▶ _Problem description_:
Without omitting anything, return the records precisely as given.

(Excerpt from a dataset)
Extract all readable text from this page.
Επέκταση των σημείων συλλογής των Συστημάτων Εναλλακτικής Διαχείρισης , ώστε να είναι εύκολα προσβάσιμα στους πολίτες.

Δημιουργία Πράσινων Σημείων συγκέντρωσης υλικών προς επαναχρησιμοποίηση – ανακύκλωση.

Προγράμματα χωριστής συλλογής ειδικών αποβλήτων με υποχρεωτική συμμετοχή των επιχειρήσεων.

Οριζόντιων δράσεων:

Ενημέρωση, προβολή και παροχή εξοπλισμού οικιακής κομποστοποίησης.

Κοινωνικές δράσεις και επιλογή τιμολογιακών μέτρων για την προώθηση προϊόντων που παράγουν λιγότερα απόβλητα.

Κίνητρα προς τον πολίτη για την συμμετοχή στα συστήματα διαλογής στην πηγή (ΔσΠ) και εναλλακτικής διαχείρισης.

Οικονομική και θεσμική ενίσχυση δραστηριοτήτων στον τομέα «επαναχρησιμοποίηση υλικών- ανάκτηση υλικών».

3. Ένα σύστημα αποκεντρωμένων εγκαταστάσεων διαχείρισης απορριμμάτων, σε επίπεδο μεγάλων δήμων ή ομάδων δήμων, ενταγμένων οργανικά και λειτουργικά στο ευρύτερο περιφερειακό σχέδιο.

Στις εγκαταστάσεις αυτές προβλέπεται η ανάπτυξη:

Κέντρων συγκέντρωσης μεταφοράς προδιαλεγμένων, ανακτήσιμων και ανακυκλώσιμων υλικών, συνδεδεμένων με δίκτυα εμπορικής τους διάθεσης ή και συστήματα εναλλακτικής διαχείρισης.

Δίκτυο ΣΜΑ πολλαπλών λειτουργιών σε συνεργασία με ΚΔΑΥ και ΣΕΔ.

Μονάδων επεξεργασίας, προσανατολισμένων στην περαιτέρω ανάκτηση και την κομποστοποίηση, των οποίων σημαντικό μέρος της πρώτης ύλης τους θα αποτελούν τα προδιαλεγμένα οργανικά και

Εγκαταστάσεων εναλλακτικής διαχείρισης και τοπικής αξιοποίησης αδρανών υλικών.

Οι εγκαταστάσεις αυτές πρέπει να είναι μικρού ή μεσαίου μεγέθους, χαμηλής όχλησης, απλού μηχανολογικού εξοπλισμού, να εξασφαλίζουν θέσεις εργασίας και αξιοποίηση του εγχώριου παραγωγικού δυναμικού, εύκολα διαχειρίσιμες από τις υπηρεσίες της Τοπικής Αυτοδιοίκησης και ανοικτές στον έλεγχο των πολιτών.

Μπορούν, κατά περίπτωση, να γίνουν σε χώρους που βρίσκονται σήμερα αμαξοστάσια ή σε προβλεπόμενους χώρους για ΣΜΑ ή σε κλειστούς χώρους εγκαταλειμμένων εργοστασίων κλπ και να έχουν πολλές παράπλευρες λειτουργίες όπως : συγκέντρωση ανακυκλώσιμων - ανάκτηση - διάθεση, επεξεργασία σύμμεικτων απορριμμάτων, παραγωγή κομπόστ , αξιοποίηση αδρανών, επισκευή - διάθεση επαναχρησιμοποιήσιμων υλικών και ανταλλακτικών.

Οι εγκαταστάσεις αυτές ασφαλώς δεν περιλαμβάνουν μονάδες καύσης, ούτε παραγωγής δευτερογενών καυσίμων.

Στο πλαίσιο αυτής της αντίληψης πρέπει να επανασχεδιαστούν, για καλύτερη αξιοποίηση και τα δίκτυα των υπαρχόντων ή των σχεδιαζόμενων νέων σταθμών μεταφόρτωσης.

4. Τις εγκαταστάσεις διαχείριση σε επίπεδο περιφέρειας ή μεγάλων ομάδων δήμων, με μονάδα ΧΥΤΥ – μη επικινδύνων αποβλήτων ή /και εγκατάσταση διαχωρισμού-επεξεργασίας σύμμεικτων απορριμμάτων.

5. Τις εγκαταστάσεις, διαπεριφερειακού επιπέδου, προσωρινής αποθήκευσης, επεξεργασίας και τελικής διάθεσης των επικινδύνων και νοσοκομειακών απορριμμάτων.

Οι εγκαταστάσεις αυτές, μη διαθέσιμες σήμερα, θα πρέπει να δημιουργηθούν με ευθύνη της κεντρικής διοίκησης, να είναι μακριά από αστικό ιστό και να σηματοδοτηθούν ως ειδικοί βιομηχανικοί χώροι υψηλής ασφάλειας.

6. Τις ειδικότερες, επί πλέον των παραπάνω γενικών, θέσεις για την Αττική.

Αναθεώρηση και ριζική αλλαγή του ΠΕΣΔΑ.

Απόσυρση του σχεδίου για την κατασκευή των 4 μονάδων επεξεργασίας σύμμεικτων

▶ _Response_:
Extract all readable text from this page.
Επέκταση των σημείων συλλογής των Συστημάτων Εναλλακτικής Διαχείρισης , ώστε να είναι εύκολα προσβάσιμα στους πολίτες.

Δημιουργία Πράσινων Σημείων συγκέντρωσης υλικών προς επαναχρησιμοποίηση – ανακύκλωση.

Προγράμματα χωριστής συλλογής ειδικών αποβλήτων με υποχρεωτική συμμετοχή των επιχειρήσεων.

Οριζόντιων δράσεων:

Ενημέρωση, προβολή και παροχή εξοπλισμού οικιακής κομποστοποίησης.

Κοινωνικές δράσεις και επιλογή τιμολογιακών μέτρων για την προώθηση προϊόντων που παράγουν λιγότερα απόβλητα.

Κίνητρα προς τον πολίτη για την συμμετοχή στα συστήματα διαλογής στην πηγή (ΔσΠ) και εναλλακτικής διαχείρισης.

Οικονομική και θεσμική ενίσχυση δραστηριοτήτων στον τομέα «επαναχρησιμοποίηση υλικών- ανάκτηση υλικών».

3. Ένα σύστημα αποκεντρωμένων εγκαταστάσεων διαχείρισης απορριμμάτων, σε επίπεδο μεγάλων δήμων ή ομάδων δήμων, ενταγμένων οργανικά και λειτουργικά στο ευρύτερο περιφερειακό σχέδιο.

Στις εγκαταστάσεις αυτές προβλέπεται η ανάπτυξη:

Κέντρων συγκέντρωσης μεταφοράς προδιαλεγμένων, ανακτήσιμων και ανακυκλώσιμων υλικών, συνδεδεμένων με δίκτυα εμπορικής τους διάθεσης ή και συστήματα εναλλακτικής διαχείρισης.

Δίκτυο ΣΜΑ πολλαπλών λειτουργιών σε συνεργασία με ΚΔΑΥ και ΣΕΔ.

Μονάδων επεξεργασίας, προσανατολισμένων στην περαιτέρω ανάκτηση και την κομποστοποίηση, των οποίων σημαντικό μέρος της πρώτης ύλης τους θα αποτελούν τα προδιαλεγμένα οργανικά και

Εγκαταστάσεων εναλλακτικής διαχείρισης και τοπικής αξιοποίησης αδρανών υλικών.

Οι εγκαταστάσεις αυτές πρέπει να είναι μικρού ή μεσαίου μεγέθους, χαμηλής όχλησης, απλού μηχανολογικού εξοπλισμού, να εξασφαλίζουν θέσεις εργασίας και αξιοποίηση του εγχώριου παραγωγικού δυναμικού, εύκολα διαχειρίσιμες από τις υπηρεσίες της Τοπικής Αυτοδιοίκησης και ανοικτές στον έλεγχο των πολιτών.

Μπορούν, κατά περίπτωση, να γίνουν σε χώρους που βρίσκονται σήμερα αμαξοστάσια ή σε προβλεπόμενους χώρους για ΣΜΑ ή σε κλειστούς χώρους εγκαταλειμμένων εργοστασίων κλπ και να έχουν πολλές παράπλευρες λειτουργίες όπως : συγκέντρωση ανακυκλώσιμων - ανάκτηση - διάθεση, επεξεργασία σύμμεικτων απορριμμάτων, παραγωγή κομπόστ , αξιοποίηση αδρανών, επισκευή - διάθεση επαναχρησιμοποιήσιμων υλικών και ανταλλακτικών.

Οι εγκαταστάσεις αυτές ασφαλώς δεν περιλαμβάνουν μονάδες καύσης, ούτε παραγωγής δευτερογενών καυσίμων.

Στο πλαίσιο αυτής της αντίληψης πρέπει να επανασχεδιαστούν, για καλύτερη αξιοποίηση και τα δίκτυα των υπαρχόντων ή των σχεδιαζόμενων νέων σταθμών μεταφόρτωσης.

4. Τις εγκαταστάσεις διαχείριση σε επίπεδο περιφέρειας ή μεγάλων ομάδων δήμων, με μονάδα ΧΥΤΥ – μη επικινδύνων αποβλήτων ή /και εγκατάσταση διαχωρισμού-επεξεργασίας σύμμεικτων απορριμμάτων.

5. Τις εγκαταστάσεις, διαπεριφερειακού επιπέδου, προσωρινής αποθήκευσης, επεξεργασίας και τελικής διάθεσης των επικινδύνων και νοσοκομειακών απορριμμάτων.

Οι εγκαταστάσεις αυτές, μη διαθέσιμες σήμερα, θα πρέπει να δημιουργηθούν με ευθύνη της κεντρικής διοίκησης, να είναι μακριά από αστικό ιστό και να σηματοδοτηθούν ως ειδικοί βιομηχανικοί χώροι υψηλής ασφάλειας.

6. Τις ειδικότερες, επί πλέον των παραπάνω γενικών, θέσεις για την Αττική.

Αναθεώρηση και ριζική αλλαγή του ΠΕΣΔΑ.

Απόσυρση του σχεδίου για την κατασκευή των 4 μονάδων επεξεργασίας σύμμεικτων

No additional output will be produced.